--- START Material to process ---
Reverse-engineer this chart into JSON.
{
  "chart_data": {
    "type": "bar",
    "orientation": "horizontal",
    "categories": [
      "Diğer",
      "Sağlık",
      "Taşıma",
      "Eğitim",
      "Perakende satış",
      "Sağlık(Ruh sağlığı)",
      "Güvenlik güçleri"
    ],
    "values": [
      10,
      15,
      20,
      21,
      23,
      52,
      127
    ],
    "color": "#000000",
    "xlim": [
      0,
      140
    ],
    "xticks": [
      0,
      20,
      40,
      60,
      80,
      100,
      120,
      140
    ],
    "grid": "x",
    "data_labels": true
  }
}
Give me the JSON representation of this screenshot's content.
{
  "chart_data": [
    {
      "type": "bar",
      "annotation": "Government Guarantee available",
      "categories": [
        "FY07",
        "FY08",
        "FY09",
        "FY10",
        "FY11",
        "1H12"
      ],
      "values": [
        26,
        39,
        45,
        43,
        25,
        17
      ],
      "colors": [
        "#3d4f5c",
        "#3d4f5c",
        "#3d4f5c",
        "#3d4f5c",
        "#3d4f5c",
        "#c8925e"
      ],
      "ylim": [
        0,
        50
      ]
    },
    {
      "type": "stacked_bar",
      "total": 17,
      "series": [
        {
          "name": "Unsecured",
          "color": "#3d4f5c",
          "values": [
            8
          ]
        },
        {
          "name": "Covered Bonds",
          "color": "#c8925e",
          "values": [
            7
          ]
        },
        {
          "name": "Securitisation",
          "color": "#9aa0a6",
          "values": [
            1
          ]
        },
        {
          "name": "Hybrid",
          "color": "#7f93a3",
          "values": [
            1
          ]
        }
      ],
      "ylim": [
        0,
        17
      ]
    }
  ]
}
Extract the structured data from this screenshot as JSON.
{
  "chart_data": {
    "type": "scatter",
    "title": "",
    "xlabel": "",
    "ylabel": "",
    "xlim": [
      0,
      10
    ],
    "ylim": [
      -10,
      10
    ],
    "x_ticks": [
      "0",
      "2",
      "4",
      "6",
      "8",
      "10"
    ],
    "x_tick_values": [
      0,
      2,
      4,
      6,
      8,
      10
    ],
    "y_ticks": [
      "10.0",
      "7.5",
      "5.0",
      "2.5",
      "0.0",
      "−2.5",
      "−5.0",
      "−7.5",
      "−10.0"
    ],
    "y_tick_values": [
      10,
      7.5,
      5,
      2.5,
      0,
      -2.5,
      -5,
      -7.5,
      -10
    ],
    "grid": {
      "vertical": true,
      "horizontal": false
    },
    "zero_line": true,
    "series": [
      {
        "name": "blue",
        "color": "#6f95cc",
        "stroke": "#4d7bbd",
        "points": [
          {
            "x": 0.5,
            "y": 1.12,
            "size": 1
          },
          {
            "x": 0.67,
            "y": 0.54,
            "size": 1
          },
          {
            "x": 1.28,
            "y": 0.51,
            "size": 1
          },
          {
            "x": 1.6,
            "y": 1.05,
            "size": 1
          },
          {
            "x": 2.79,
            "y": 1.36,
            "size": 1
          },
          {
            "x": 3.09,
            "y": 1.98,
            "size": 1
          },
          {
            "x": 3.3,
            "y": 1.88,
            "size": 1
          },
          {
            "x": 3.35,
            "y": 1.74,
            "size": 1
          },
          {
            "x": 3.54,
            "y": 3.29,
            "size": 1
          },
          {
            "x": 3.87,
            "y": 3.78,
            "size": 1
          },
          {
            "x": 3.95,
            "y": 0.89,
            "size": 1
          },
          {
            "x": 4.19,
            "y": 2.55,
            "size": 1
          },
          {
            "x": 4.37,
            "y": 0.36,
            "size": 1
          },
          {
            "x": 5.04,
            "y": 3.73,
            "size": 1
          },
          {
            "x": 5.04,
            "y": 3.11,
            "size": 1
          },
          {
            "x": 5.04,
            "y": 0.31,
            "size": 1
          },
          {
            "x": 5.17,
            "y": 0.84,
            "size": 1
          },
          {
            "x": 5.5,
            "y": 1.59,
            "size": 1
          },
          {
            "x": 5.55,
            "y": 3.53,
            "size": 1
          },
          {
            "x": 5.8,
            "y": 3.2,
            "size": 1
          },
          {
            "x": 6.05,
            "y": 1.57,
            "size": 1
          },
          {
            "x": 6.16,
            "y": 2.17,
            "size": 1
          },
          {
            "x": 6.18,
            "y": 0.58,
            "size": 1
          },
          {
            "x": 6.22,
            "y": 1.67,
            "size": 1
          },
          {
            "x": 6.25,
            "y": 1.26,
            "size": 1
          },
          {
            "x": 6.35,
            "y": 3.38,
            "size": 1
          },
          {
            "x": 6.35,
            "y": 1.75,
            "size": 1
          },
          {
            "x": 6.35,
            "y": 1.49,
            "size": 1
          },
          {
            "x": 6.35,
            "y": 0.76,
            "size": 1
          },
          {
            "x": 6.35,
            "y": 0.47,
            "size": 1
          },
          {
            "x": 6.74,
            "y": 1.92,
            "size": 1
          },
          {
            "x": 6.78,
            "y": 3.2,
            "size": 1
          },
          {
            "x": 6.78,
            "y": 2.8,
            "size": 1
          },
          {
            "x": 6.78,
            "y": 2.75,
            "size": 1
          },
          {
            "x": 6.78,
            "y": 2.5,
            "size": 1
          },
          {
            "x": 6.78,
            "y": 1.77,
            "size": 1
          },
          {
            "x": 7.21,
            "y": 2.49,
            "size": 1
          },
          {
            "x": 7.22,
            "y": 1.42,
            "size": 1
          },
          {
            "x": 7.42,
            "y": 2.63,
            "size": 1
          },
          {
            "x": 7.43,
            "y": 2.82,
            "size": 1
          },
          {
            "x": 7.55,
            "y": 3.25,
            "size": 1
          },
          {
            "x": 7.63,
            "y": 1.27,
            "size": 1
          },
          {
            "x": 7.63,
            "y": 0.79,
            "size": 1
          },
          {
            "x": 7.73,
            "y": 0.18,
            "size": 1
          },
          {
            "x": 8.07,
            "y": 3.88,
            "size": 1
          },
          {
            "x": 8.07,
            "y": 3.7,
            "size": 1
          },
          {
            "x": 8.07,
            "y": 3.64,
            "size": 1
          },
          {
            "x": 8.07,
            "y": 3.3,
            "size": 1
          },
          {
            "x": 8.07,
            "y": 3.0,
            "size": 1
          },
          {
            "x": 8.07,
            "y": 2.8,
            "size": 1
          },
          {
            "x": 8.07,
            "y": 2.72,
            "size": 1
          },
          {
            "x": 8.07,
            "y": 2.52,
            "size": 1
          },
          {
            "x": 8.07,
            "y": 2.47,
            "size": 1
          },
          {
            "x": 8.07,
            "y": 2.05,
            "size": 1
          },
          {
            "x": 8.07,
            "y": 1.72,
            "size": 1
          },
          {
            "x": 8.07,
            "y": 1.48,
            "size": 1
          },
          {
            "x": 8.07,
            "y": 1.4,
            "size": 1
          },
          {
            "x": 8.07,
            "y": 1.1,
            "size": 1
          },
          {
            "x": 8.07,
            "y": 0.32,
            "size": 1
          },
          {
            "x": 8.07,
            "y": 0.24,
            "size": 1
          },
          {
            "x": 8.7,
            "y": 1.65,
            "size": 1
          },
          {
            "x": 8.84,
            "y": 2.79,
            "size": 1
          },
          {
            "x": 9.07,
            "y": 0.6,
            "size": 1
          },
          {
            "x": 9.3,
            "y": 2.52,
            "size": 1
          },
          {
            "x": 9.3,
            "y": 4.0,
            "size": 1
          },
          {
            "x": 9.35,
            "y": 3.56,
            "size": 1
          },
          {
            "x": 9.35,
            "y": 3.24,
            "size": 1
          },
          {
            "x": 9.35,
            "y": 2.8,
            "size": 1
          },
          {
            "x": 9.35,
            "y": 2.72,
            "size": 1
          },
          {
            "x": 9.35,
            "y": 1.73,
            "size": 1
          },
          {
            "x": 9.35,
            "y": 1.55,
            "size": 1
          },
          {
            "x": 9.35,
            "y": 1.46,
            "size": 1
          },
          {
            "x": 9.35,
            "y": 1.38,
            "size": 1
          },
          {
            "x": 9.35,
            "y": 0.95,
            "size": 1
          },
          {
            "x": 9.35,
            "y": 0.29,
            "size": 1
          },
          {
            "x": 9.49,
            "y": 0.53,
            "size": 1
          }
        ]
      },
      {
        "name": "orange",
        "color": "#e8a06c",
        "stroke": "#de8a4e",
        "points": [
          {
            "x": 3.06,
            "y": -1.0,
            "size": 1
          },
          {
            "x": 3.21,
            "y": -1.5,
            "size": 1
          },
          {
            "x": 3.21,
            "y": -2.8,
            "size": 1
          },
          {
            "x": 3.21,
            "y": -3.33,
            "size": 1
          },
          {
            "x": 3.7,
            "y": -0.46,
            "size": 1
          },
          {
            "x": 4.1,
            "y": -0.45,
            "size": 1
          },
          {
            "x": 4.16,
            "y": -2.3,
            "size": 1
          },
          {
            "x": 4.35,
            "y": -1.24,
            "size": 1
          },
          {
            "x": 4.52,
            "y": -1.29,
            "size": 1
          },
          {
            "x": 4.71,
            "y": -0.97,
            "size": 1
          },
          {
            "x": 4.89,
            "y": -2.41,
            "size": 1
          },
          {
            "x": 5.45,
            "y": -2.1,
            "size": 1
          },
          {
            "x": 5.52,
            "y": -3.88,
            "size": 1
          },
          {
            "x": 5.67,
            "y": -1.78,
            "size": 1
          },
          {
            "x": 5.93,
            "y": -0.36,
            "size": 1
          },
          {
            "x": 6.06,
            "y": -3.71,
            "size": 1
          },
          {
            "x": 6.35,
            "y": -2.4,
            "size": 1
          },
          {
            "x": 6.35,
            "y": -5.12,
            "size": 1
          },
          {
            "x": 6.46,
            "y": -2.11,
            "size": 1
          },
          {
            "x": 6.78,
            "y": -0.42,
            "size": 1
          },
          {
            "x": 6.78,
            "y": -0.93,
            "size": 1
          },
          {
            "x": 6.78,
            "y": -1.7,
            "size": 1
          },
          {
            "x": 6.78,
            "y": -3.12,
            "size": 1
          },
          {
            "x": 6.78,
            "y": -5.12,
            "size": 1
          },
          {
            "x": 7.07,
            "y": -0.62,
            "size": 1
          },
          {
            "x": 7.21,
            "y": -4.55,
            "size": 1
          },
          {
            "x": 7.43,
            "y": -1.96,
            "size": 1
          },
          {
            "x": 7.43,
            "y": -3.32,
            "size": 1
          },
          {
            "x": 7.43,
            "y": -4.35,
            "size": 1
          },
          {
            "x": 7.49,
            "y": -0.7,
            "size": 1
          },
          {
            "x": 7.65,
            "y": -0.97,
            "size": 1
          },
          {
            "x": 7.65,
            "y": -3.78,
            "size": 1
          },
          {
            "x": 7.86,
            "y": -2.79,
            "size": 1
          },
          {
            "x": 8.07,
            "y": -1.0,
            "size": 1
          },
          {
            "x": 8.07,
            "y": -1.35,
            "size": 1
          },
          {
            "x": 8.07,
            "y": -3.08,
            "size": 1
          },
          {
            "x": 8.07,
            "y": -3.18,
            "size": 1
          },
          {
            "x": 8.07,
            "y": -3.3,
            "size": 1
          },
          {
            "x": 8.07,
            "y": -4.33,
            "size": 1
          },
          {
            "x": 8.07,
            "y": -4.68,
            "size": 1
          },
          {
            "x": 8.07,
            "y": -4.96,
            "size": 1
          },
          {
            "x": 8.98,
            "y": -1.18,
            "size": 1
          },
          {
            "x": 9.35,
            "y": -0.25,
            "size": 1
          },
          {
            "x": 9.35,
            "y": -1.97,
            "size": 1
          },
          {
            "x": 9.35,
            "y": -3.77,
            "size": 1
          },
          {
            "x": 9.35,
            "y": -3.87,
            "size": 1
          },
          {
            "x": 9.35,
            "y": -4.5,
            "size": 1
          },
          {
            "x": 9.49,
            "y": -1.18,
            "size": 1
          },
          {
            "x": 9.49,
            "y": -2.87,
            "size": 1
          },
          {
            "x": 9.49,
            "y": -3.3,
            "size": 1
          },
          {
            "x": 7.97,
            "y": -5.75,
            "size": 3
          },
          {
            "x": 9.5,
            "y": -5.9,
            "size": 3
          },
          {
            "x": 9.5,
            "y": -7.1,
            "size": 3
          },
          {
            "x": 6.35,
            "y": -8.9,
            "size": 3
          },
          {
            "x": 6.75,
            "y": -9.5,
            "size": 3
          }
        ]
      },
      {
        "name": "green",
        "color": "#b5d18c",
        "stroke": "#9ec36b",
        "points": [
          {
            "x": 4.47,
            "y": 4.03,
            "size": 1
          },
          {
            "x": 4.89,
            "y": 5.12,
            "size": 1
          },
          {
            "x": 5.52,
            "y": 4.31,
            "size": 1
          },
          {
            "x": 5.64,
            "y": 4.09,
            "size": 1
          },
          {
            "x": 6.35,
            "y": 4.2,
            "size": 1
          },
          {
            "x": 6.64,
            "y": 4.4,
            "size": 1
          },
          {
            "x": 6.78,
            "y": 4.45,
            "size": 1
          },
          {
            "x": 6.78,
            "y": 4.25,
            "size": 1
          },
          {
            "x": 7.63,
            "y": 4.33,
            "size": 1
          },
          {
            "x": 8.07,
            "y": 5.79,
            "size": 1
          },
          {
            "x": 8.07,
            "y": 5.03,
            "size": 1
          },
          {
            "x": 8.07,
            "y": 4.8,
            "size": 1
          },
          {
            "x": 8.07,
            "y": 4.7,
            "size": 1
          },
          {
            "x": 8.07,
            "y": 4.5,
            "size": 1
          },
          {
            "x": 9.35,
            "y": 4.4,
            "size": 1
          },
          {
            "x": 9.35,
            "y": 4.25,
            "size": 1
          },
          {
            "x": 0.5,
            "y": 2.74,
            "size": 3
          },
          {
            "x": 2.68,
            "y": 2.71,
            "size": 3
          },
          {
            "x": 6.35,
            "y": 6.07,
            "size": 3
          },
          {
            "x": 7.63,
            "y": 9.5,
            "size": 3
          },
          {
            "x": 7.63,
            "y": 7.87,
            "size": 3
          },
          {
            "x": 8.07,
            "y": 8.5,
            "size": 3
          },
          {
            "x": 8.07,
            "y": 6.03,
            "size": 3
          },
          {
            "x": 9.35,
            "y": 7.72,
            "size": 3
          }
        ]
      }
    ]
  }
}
--- END Material to process ---
## The request
Find the lines holding "JSON" and list every one.

## Answer for the task
Reverse-engineer this chart into JSON.
Give me the JSON representation of this screenshot's content.
Extract the structured data from this screenshot as JSON.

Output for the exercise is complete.